What you are asked to do – Determine the count of lines holding the string "title". Return only the number.

Working data –
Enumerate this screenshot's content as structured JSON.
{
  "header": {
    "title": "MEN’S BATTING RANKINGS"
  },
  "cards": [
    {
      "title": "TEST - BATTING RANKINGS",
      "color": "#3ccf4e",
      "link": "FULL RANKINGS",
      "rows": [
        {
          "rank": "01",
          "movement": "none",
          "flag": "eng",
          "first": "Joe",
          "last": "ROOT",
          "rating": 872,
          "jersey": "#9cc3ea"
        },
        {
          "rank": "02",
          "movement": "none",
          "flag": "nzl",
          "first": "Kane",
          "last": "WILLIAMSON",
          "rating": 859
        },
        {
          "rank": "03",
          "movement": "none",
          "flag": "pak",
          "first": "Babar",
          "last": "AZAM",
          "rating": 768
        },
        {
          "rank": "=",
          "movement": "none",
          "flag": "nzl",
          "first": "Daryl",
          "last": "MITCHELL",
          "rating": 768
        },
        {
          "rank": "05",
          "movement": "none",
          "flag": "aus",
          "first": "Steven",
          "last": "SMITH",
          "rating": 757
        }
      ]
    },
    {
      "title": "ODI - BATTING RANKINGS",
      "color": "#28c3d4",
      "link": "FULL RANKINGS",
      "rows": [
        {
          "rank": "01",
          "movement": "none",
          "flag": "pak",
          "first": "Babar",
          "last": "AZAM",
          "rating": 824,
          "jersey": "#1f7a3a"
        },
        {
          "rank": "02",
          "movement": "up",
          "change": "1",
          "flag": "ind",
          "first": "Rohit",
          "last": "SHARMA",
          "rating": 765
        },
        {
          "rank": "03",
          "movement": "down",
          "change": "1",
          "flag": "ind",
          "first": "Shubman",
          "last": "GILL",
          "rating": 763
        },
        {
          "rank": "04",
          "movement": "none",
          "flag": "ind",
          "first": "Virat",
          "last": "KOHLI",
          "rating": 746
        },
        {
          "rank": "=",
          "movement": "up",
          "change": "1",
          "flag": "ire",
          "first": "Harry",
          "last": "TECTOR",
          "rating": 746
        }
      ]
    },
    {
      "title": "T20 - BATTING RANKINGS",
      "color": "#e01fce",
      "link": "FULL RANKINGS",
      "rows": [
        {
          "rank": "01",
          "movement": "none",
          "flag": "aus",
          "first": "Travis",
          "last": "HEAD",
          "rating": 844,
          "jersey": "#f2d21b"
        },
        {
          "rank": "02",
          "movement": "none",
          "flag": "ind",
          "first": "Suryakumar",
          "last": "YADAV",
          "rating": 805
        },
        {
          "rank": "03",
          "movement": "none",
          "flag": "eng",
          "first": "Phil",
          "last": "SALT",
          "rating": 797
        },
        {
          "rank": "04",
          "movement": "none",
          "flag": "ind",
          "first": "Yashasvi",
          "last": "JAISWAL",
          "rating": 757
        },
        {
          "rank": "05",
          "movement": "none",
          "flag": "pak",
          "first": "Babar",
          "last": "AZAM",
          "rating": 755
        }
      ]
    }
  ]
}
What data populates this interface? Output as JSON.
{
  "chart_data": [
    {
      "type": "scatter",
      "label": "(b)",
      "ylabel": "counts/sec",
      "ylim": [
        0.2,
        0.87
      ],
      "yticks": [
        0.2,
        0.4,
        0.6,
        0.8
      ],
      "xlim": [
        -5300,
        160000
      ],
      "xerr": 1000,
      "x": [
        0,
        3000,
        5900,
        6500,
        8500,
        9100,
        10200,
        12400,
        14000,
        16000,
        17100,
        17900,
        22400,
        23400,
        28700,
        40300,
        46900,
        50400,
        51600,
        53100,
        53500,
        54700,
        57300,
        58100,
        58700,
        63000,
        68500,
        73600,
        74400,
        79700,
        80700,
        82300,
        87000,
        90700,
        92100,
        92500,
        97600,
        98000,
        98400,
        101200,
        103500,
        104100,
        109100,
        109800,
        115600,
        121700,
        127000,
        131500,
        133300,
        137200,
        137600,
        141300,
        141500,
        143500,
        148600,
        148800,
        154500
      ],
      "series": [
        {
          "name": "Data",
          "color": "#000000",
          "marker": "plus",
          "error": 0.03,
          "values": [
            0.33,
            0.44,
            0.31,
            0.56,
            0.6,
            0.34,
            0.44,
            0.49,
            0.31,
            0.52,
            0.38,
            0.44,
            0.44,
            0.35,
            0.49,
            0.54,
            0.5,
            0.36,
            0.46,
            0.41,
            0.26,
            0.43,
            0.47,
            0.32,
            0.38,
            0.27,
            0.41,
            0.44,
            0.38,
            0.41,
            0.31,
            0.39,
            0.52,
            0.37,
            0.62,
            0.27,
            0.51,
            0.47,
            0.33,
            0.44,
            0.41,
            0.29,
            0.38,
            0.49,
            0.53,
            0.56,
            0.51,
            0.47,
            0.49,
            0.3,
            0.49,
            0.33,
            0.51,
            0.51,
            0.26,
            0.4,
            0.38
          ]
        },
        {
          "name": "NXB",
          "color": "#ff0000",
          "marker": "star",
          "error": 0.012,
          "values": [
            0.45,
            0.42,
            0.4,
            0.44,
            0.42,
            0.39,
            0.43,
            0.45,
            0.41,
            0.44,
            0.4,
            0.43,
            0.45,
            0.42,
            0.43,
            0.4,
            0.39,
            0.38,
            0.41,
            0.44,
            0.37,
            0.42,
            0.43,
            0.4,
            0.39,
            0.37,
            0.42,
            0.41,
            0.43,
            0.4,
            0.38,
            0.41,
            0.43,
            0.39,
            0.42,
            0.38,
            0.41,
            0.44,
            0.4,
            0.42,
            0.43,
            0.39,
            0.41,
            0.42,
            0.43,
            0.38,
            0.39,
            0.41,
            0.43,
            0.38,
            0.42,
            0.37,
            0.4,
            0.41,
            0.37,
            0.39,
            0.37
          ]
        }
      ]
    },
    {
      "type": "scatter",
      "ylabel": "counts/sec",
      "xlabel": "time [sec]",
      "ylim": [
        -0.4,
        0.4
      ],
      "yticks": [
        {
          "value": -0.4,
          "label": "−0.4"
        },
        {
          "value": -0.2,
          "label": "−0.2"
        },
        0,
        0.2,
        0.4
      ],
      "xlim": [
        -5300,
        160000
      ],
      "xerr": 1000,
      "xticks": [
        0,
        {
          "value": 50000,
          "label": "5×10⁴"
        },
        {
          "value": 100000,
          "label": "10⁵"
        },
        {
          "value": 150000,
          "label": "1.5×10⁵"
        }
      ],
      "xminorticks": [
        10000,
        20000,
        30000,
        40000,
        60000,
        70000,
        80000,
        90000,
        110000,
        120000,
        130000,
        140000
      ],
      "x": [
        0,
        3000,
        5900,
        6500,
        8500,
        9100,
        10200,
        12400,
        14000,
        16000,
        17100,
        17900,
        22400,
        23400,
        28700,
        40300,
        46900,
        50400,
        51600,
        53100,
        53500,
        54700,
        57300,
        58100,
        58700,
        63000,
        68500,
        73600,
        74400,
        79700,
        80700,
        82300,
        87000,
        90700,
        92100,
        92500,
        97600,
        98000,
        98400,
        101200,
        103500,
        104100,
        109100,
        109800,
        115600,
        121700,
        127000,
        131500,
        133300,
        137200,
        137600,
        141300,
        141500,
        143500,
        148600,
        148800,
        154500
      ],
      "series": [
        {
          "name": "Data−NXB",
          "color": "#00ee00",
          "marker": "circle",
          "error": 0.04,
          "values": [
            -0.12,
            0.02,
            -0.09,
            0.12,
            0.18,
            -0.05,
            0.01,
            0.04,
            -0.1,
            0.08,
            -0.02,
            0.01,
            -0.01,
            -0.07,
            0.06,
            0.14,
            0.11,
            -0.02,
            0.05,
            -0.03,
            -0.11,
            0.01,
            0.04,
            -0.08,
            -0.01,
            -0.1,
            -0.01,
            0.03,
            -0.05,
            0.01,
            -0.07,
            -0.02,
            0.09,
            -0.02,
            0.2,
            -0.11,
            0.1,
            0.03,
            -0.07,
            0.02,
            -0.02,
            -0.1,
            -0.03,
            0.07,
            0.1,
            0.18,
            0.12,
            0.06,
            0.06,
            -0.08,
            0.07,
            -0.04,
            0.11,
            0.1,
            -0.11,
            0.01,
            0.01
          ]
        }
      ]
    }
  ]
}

Completed task – 4